Task statement: Copy out all the lines where "tháu" shows up.

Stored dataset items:
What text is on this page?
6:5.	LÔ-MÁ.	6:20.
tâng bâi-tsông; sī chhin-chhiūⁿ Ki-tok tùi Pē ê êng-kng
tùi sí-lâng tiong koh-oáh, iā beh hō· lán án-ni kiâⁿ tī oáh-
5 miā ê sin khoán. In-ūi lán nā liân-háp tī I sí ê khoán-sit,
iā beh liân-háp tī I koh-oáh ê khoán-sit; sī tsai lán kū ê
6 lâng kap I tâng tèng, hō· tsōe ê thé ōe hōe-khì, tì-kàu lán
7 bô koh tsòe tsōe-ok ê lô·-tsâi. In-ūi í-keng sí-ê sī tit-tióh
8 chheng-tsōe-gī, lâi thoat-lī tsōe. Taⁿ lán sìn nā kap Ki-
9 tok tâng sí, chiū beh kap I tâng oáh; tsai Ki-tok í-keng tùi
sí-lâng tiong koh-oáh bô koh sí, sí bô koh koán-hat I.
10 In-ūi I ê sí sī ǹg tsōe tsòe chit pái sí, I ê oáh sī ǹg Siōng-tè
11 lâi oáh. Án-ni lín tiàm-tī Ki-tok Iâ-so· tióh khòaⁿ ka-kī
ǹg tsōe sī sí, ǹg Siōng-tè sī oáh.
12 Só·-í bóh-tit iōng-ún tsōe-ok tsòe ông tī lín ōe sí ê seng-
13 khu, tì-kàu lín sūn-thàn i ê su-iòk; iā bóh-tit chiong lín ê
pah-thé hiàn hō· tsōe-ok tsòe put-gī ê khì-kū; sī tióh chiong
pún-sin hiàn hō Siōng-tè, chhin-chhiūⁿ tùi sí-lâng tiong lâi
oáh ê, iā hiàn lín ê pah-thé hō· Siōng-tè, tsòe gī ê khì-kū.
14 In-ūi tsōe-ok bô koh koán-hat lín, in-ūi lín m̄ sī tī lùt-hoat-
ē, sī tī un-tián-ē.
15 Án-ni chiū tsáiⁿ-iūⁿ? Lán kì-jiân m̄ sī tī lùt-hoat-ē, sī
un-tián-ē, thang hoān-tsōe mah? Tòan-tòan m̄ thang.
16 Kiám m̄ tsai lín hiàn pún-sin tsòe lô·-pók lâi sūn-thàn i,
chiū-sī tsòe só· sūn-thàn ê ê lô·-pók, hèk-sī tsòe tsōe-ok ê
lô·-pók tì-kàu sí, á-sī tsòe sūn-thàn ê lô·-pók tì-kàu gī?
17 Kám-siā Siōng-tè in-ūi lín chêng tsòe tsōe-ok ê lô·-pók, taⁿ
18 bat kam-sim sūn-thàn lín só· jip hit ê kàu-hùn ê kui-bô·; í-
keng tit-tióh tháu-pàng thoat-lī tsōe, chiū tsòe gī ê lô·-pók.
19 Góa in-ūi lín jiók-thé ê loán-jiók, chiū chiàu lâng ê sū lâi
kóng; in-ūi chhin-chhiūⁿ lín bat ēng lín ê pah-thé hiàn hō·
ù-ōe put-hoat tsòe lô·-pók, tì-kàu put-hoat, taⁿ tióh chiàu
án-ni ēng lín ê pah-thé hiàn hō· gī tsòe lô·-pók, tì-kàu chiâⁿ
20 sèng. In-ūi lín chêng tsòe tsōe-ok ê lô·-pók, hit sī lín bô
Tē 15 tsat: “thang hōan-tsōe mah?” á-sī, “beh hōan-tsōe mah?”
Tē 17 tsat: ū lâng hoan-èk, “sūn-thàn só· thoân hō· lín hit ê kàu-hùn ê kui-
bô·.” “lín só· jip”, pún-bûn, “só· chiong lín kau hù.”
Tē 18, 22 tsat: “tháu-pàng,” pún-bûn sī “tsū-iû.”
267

Answer for the task:
keng tit-tióh tháu-pàng thoat-lī tsōe, chiū tsòe gī ê lô·-pók.
Tē 18, 22 tsat: “tháu-pàng,” pún-bûn sī “tsū-iû.”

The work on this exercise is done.